Data items
+ + +
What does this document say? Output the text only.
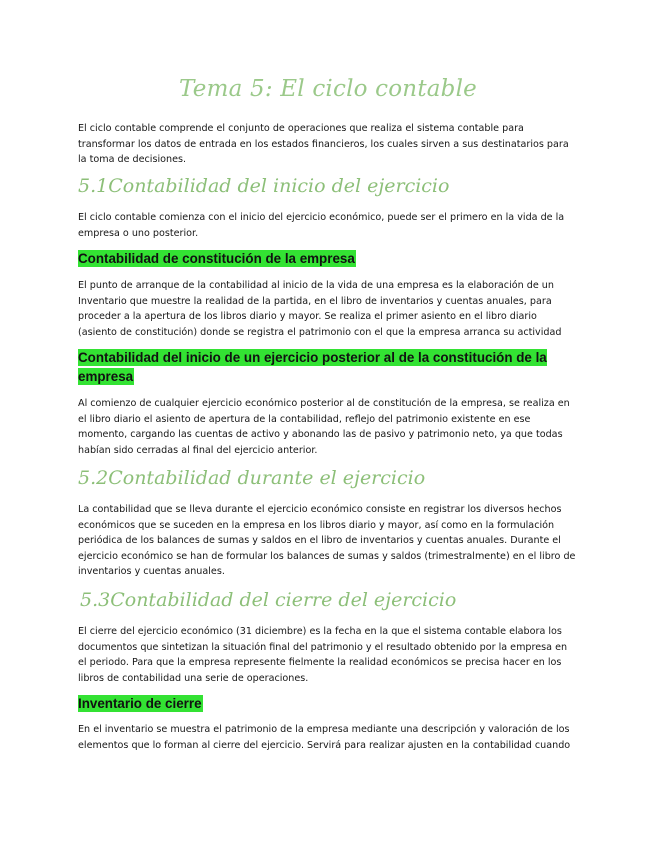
Tema 5: El ciclo contable

El ciclo contable comprende el conjunto de operaciones que realiza el sistema contable para transformar los datos de entrada en los estados financieros, los cuales sirven a sus destinatarios para la toma de decisiones.

5.1Contabilidad del inicio del ejercicio

El ciclo contable comienza con el inicio del ejercicio económico, puede ser el primero en la vida de la empresa o uno posterior.

Contabilidad de constitución de la empresa

El punto de arranque de la contabilidad al inicio de la vida de una empresa es la elaboración de un Inventario que muestre la realidad de la partida, en el libro de inventarios y cuentas anuales, para proceder a la apertura de los libros diario y mayor. Se realiza el primer asiento en el libro diario (asiento de constitución) donde se registra el patrimonio con el que la empresa arranca su actividad

Contabilidad del inicio de un ejercicio posterior al de la constitución de la empresa

Al comienzo de cualquier ejercicio económico posterior al de constitución de la empresa, se realiza en el libro diario el asiento de apertura de la contabilidad, reflejo del patrimonio existente en ese momento, cargando las cuentas de activo y abonando las de pasivo y patrimonio neto, ya que todas habían sido cerradas al final del ejercicio anterior.

5.2Contabilidad durante el ejercicio

La contabilidad que se lleva durante el ejercicio económico consiste en registrar los diversos hechos económicos que se suceden en la empresa en los libros diario y mayor, así como en la formulación periódica de los balances de sumas y saldos en el libro de inventarios y cuentas anuales. Durante el ejercicio económico se han de formular los balances de sumas y saldos (trimestralmente) en el libro de inventarios y cuentas anuales.

5.3Contabilidad del cierre del ejercicio

El cierre del ejercicio económico (31 diciembre) es la fecha en la que el sistema contable elabora los documentos que sintetizan la situación final del patrimonio y el resultado obtenido por la empresa en el periodo. Para que la empresa represente fielmente la realidad económicos se precisa hacer en los libros de contabilidad una serie de operaciones.

Inventario de cierre

En el inventario se muestra el patrimonio de la empresa mediante una descripción y valoración de los elementos que lo forman al cierre del ejercicio. Servirá para realizar ajusten en la contabilidad cuando
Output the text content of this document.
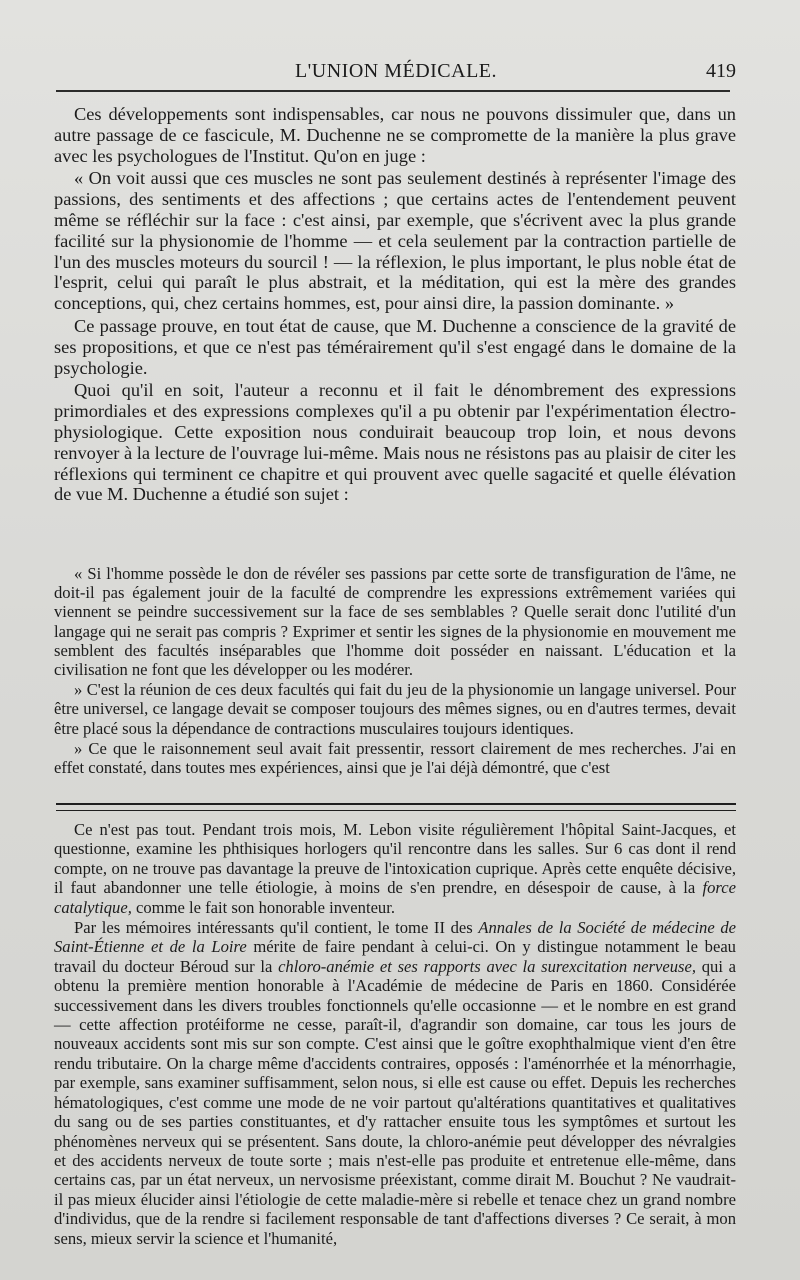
L'UNION MÉDICALE.	419

Ces développements sont indispensables, car nous ne pouvons dissimuler que, dans un autre passage de ce fascicule, M. Duchenne ne se compromette de la manière la plus grave avec les psychologues de l'Institut. Qu'on en juge :

« On voit aussi que ces muscles ne sont pas seulement destinés à représenter l'image des passions, des sentiments et des affections ; que certains actes de l'entendement peuvent même se réfléchir sur la face : c'est ainsi, par exemple, que s'écrivent avec la plus grande facilité sur la physionomie de l'homme — et cela seulement par la contraction partielle de l'un des muscles moteurs du sourcil ! — la réflexion, le plus important, le plus noble état de l'esprit, celui qui paraît le plus abstrait, et la méditation, qui est la mère des grandes conceptions, qui, chez certains hommes, est, pour ainsi dire, la passion dominante. »

Ce passage prouve, en tout état de cause, que M. Duchenne a conscience de la gravité de ses propositions, et que ce n'est pas témérairement qu'il s'est engagé dans le domaine de la psychologie.

Quoi qu'il en soit, l'auteur a reconnu et il fait le dénombrement des expressions primordiales et des expressions complexes qu'il a pu obtenir par l'expérimentation électro-physiologique. Cette exposition nous conduirait beaucoup trop loin, et nous devons renvoyer à la lecture de l'ouvrage lui-même. Mais nous ne résistons pas au plaisir de citer les réflexions qui terminent ce chapitre et qui prouvent avec quelle sagacité et quelle élévation de vue M. Duchenne a étudié son sujet :

« Si l'homme possède le don de révéler ses passions par cette sorte de transfiguration de l'âme, ne doit-il pas également jouir de la faculté de comprendre les expressions extrêmement variées qui viennent se peindre successivement sur la face de ses semblables ? Quelle serait donc l'utilité d'un langage qui ne serait pas compris ? Exprimer et sentir les signes de la physionomie en mouvement me semblent des facultés inséparables que l'homme doit posséder en naissant. L'éducation et la civilisation ne font que les développer ou les modérer.

» C'est la réunion de ces deux facultés qui fait du jeu de la physionomie un langage universel. Pour être universel, ce langage devait se composer toujours des mêmes signes, ou en d'autres termes, devait être placé sous la dépendance de contractions musculaires toujours identiques.

» Ce que le raisonnement seul avait fait pressentir, ressort clairement de mes recherches. J'ai en effet constaté, dans toutes mes expériences, ainsi que je l'ai déjà démontré, que c'est

Ce n'est pas tout. Pendant trois mois, M. Lebon visite régulièrement l'hôpital Saint-Jacques, et questionne, examine les phthisiques horlogers qu'il rencontre dans les salles. Sur 6 cas dont il rend compte, on ne trouve pas davantage la preuve de l'intoxication cuprique. Après cette enquête décisive, il faut abandonner une telle étiologie, à moins de s'en prendre, en désespoir de cause, à la force catalytique, comme le fait son honorable inventeur.

Par les mémoires intéressants qu'il contient, le tome II des Annales de la Société de médecine de Saint-Étienne et de la Loire mérite de faire pendant à celui-ci. On y distingue notamment le beau travail du docteur Béroud sur la chloro-anémie et ses rapports avec la surexcitation nerveuse, qui a obtenu la première mention honorable à l'Académie de médecine de Paris en 1860. Considérée successivement dans les divers troubles fonctionnels qu'elle occasionne — et le nombre en est grand — cette affection protéiforme ne cesse, paraît-il, d'agrandir son domaine, car tous les jours de nouveaux accidents sont mis sur son compte. C'est ainsi que le goître exophthalmique vient d'en être rendu tributaire. On la charge même d'accidents contraires, opposés : l'aménorrhée et la ménorrhagie, par exemple, sans examiner suffisamment, selon nous, si elle est cause ou effet. Depuis les recherches hématologiques, c'est comme une mode de ne voir partout qu'altérations quantitatives et qualitatives du sang ou de ses parties constituantes, et d'y rattacher ensuite tous les symptômes et surtout les phénomènes nerveux qui se présentent. Sans doute, la chloro-anémie peut développer des névralgies et des accidents nerveux de toute sorte ; mais n'est-elle pas produite et entretenue elle-même, dans certains cas, par un état nerveux, un nervosisme préexistant, comme dirait M. Bouchut ? Ne vaudrait-il pas mieux élucider ainsi l'étiologie de cette maladie-mère si rebelle et tenace chez un grand nombre d'individus, que de la rendre si facilement responsable de tant d'affections diverses ? Ce serait, à mon sens, mieux servir la science et l'humanité,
+ + +
**Stated exercise:** Exclude the images and reproduce the remaining data exactly.

**Output for this exercise:**
What does this document say? Output the text only.
Tema 5: El ciclo contable

El ciclo contable comprende el conjunto de operaciones que realiza el sistema contable para transformar los datos de entrada en los estados financieros, los cuales sirven a sus destinatarios para la toma de decisiones.

5.1Contabilidad del inicio del ejercicio

El ciclo contable comienza con el inicio del ejercicio económico, puede ser el primero en la vida de la empresa o uno posterior.

Contabilidad de constitución de la empresa

El punto de arranque de la contabilidad al inicio de la vida de una empresa es la elaboración de un Inventario que muestre la realidad de la partida, en el libro de inventarios y cuentas anuales, para proceder a la apertura de los libros diario y mayor. Se realiza el primer asiento en el libro diario (asiento de constitución) donde se registra el patrimonio con el que la empresa arranca su actividad

Contabilidad del inicio de un ejercicio posterior al de la constitución de la empresa

Al comienzo de cualquier ejercicio económico posterior al de constitución de la empresa, se realiza en el libro diario el asiento de apertura de la contabilidad, reflejo del patrimonio existente en ese momento, cargando las cuentas de activo y abonando las de pasivo y patrimonio neto, ya que todas habían sido cerradas al final del ejercicio anterior.

5.2Contabilidad durante el ejercicio

La contabilidad que se lleva durante el ejercicio económico consiste en registrar los diversos hechos económicos que se suceden en la empresa en los libros diario y mayor, así como en la formulación periódica de los balances de sumas y saldos en el libro de inventarios y cuentas anuales. Durante el ejercicio económico se han de formular los balances de sumas y saldos (trimestralmente) en el libro de inventarios y cuentas anuales.

5.3Contabilidad del cierre del ejercicio

El cierre del ejercicio económico (31 diciembre) es la fecha en la que el sistema contable elabora los documentos que sintetizan la situación final del patrimonio y el resultado obtenido por la empresa en el periodo. Para que la empresa represente fielmente la realidad económicos se precisa hacer en los libros de contabilidad una serie de operaciones.

Inventario de cierre

En el inventario se muestra el patrimonio de la empresa mediante una descripción y valoración de los elementos que lo forman al cierre del ejercicio. Servirá para realizar ajusten en la contabilidad cuando
Output the text content of this document.
L'UNION MÉDICALE.	419

Ces développements sont indispensables, car nous ne pouvons dissimuler que, dans un autre passage de ce fascicule, M. Duchenne ne se compromette de la manière la plus grave avec les psychologues de l'Institut. Qu'on en juge :

« On voit aussi que ces muscles ne sont pas seulement destinés à représenter l'image des passions, des sentiments et des affections ; que certains actes de l'entendement peuvent même se réfléchir sur la face : c'est ainsi, par exemple, que s'écrivent avec la plus grande facilité sur la physionomie de l'homme — et cela seulement par la contraction partielle de l'un des muscles moteurs du sourcil ! — la réflexion, le plus important, le plus noble état de l'esprit, celui qui paraît le plus abstrait, et la méditation, qui est la mère des grandes conceptions, qui, chez certains hommes, est, pour ainsi dire, la passion dominante. »

Ce passage prouve, en tout état de cause, que M. Duchenne a conscience de la gravité de ses propositions, et que ce n'est pas témérairement qu'il s'est engagé dans le domaine de la psychologie.

Quoi qu'il en soit, l'auteur a reconnu et il fait le dénombrement des expressions primordiales et des expressions complexes qu'il a pu obtenir par l'expérimentation électro-physiologique. Cette exposition nous conduirait beaucoup trop loin, et nous devons renvoyer à la lecture de l'ouvrage lui-même. Mais nous ne résistons pas au plaisir de citer les réflexions qui terminent ce chapitre et qui prouvent avec quelle sagacité et quelle élévation de vue M. Duchenne a étudié son sujet :

« Si l'homme possède le don de révéler ses passions par cette sorte de transfiguration de l'âme, ne doit-il pas également jouir de la faculté de comprendre les expressions extrêmement variées qui viennent se peindre successivement sur la face de ses semblables ? Quelle serait donc l'utilité d'un langage qui ne serait pas compris ? Exprimer et sentir les signes de la physionomie en mouvement me semblent des facultés inséparables que l'homme doit posséder en naissant. L'éducation et la civilisation ne font que les développer ou les modérer.

» C'est la réunion de ces deux facultés qui fait du jeu de la physionomie un langage universel. Pour être universel, ce langage devait se composer toujours des mêmes signes, ou en d'autres termes, devait être placé sous la dépendance de contractions musculaires toujours identiques.

» Ce que le raisonnement seul avait fait pressentir, ressort clairement de mes recherches. J'ai en effet constaté, dans toutes mes expériences, ainsi que je l'ai déjà démontré, que c'est

Ce n'est pas tout. Pendant trois mois, M. Lebon visite régulièrement l'hôpital Saint-Jacques, et questionne, examine les phthisiques horlogers qu'il rencontre dans les salles. Sur 6 cas dont il rend compte, on ne trouve pas davantage la preuve de l'intoxication cuprique. Après cette enquête décisive, il faut abandonner une telle étiologie, à moins de s'en prendre, en désespoir de cause, à la force catalytique, comme le fait son honorable inventeur.

Par les mémoires intéressants qu'il contient, le tome II des Annales de la Société de médecine de Saint-Étienne et de la Loire mérite de faire pendant à celui-ci. On y distingue notamment le beau travail du docteur Béroud sur la chloro-anémie et ses rapports avec la surexcitation nerveuse, qui a obtenu la première mention honorable à l'Académie de médecine de Paris en 1860. Considérée successivement dans les divers troubles fonctionnels qu'elle occasionne — et le nombre en est grand — cette affection protéiforme ne cesse, paraît-il, d'agrandir son domaine, car tous les jours de nouveaux accidents sont mis sur son compte. C'est ainsi que le goître exophthalmique vient d'en être rendu tributaire. On la charge même d'accidents contraires, opposés : l'aménorrhée et la ménorrhagie, par exemple, sans examiner suffisamment, selon nous, si elle est cause ou effet. Depuis les recherches hématologiques, c'est comme une mode de ne voir partout qu'altérations quantitatives et qualitatives du sang ou de ses parties constituantes, et d'y rattacher ensuite tous les symptômes et surtout les phénomènes nerveux qui se présentent. Sans doute, la chloro-anémie peut développer des névralgies et des accidents nerveux de toute sorte ; mais n'est-elle pas produite et entretenue elle-même, dans certains cas, par un état nerveux, un nervosisme préexistant, comme dirait M. Bouchut ? Ne vaudrait-il pas mieux élucider ainsi l'étiologie de cette maladie-mère si rebelle et tenace chez un grand nombre d'individus, que de la rendre si facilement responsable de tant d'affections diverses ? Ce serait, à mon sens, mieux servir la science et l'humanité,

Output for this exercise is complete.